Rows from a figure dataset
+ + +
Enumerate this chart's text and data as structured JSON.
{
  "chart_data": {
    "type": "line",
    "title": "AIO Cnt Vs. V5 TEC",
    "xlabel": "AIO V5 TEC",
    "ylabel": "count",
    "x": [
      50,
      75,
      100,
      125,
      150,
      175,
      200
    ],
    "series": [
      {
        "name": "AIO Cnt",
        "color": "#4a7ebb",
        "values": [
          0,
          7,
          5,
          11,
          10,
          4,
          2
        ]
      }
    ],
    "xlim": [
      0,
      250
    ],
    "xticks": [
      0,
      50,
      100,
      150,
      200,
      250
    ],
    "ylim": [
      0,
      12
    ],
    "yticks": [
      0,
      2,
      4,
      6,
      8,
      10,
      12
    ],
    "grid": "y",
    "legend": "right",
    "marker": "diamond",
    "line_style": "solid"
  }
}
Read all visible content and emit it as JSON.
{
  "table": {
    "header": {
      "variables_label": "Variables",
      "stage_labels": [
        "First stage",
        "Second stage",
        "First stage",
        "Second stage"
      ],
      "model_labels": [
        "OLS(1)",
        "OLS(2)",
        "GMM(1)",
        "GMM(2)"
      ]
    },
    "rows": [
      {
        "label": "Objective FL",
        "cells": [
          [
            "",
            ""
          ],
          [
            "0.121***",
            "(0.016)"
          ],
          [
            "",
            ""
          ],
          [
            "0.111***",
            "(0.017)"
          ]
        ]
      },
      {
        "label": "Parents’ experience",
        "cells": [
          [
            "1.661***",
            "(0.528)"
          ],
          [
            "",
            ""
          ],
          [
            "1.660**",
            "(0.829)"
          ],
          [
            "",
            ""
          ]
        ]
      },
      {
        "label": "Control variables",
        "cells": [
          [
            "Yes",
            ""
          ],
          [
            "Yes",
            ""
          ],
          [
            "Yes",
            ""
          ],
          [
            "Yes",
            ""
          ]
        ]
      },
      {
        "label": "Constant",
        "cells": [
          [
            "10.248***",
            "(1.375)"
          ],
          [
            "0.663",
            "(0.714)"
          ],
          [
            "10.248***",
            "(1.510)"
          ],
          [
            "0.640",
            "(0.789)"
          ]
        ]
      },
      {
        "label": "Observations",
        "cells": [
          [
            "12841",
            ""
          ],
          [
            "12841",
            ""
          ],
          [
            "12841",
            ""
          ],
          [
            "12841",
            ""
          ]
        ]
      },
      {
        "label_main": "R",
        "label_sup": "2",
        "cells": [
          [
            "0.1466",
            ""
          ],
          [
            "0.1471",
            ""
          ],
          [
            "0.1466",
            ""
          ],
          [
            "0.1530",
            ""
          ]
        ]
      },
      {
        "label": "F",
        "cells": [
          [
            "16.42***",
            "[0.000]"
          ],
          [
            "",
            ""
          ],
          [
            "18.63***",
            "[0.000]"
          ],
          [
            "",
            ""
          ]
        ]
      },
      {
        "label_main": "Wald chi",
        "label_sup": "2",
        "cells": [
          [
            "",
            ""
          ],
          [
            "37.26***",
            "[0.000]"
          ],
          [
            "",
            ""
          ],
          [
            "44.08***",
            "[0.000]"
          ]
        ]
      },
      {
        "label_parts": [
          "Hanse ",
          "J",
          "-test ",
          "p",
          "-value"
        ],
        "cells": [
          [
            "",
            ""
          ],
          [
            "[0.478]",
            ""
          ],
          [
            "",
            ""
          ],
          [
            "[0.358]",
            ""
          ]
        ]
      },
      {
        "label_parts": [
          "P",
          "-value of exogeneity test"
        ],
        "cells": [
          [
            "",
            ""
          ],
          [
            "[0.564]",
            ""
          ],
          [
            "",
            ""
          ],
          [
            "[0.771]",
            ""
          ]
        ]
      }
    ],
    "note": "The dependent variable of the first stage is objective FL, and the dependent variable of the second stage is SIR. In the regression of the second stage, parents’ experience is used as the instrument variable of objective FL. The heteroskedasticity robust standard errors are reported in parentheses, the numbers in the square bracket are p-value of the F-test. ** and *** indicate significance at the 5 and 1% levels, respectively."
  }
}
+ + +
Short exercise: Set down every line of the listing above again, exactly as given.

The solution:
Enumerate this chart's text and data as structured JSON.
{
  "chart_data": {
    "type": "line",
    "title": "AIO Cnt Vs. V5 TEC",
    "xlabel": "AIO V5 TEC",
    "ylabel": "count",
    "x": [
      50,
      75,
      100,
      125,
      150,
      175,
      200
    ],
    "series": [
      {
        "name": "AIO Cnt",
        "color": "#4a7ebb",
        "values": [
          0,
          7,
          5,
          11,
          10,
          4,
          2
        ]
      }
    ],
    "xlim": [
      0,
      250
    ],
    "xticks": [
      0,
      50,
      100,
      150,
      200,
      250
    ],
    "ylim": [
      0,
      12
    ],
    "yticks": [
      0,
      2,
      4,
      6,
      8,
      10,
      12
    ],
    "grid": "y",
    "legend": "right",
    "marker": "diamond",
    "line_style": "solid"
  }
}
Read all visible content and emit it as JSON.
{
  "table": {
    "header": {
      "variables_label": "Variables",
      "stage_labels": [
        "First stage",
        "Second stage",
        "First stage",
        "Second stage"
      ],
      "model_labels": [
        "OLS(1)",
        "OLS(2)",
        "GMM(1)",
        "GMM(2)"
      ]
    },
    "rows": [
      {
        "label": "Objective FL",
        "cells": [
          [
            "",
            ""
          ],
          [
            "0.121***",
            "(0.016)"
          ],
          [
            "",
            ""
          ],
          [
            "0.111***",
            "(0.017)"
          ]
        ]
      },
      {
        "label": "Parents’ experience",
        "cells": [
          [
            "1.661***",
            "(0.528)"
          ],
          [
            "",
            ""
          ],
          [
            "1.660**",
            "(0.829)"
          ],
          [
            "",
            ""
          ]
        ]
      },
      {
        "label": "Control variables",
        "cells": [
          [
            "Yes",
            ""
          ],
          [
            "Yes",
            ""
          ],
          [
            "Yes",
            ""
          ],
          [
            "Yes",
            ""
          ]
        ]
      },
      {
        "label": "Constant",
        "cells": [
          [
            "10.248***",
            "(1.375)"
          ],
          [
            "0.663",
            "(0.714)"
          ],
          [
            "10.248***",
            "(1.510)"
          ],
          [
            "0.640",
            "(0.789)"
          ]
        ]
      },
      {
        "label": "Observations",
        "cells": [
          [
            "12841",
            ""
          ],
          [
            "12841",
            ""
          ],
          [
            "12841",
            ""
          ],
          [
            "12841",
            ""
          ]
        ]
      },
      {
        "label_main": "R",
        "label_sup": "2",
        "cells": [
          [
            "0.1466",
            ""
          ],
          [
            "0.1471",
            ""
          ],
          [
            "0.1466",
            ""
          ],
          [
            "0.1530",
            ""
          ]
        ]
      },
      {
        "label": "F",
        "cells": [
          [
            "16.42***",
            "[0.000]"
          ],
          [
            "",
            ""
          ],
          [
            "18.63***",
            "[0.000]"
          ],
          [
            "",
            ""
          ]
        ]
      },
      {
        "label_main": "Wald chi",
        "label_sup": "2",
        "cells": [
          [
            "",
            ""
          ],
          [
            "37.26***",
            "[0.000]"
          ],
          [
            "",
            ""
          ],
          [
            "44.08***",
            "[0.000]"
          ]
        ]
      },
      {
        "label_parts": [
          "Hanse ",
          "J",
          "-test ",
          "p",
          "-value"
        ],
        "cells": [
          [
            "",
            ""
          ],
          [
            "[0.478]",
            ""
          ],
          [
            "",
            ""
          ],
          [
            "[0.358]",
            ""
          ]
        ]
      },
      {
        "label_parts": [
          "P",
          "-value of exogeneity test"
        ],
        "cells": [
          [
            "",
            ""
          ],
          [
            "[0.564]",
            ""
          ],
          [
            "",
            ""
          ],
          [
            "[0.771]",
            ""
          ]
        ]
      }
    ],
    "note": "The dependent variable of the first stage is objective FL, and the dependent variable of the second stage is SIR. In the regression of the second stage, parents’ experience is used as the instrument variable of objective FL. The heteroskedasticity robust standard errors are reported in parentheses, the numbers in the square bracket are p-value of the F-test. ** and *** indicate significance at the 5 and 1% levels, respectively."
  }
}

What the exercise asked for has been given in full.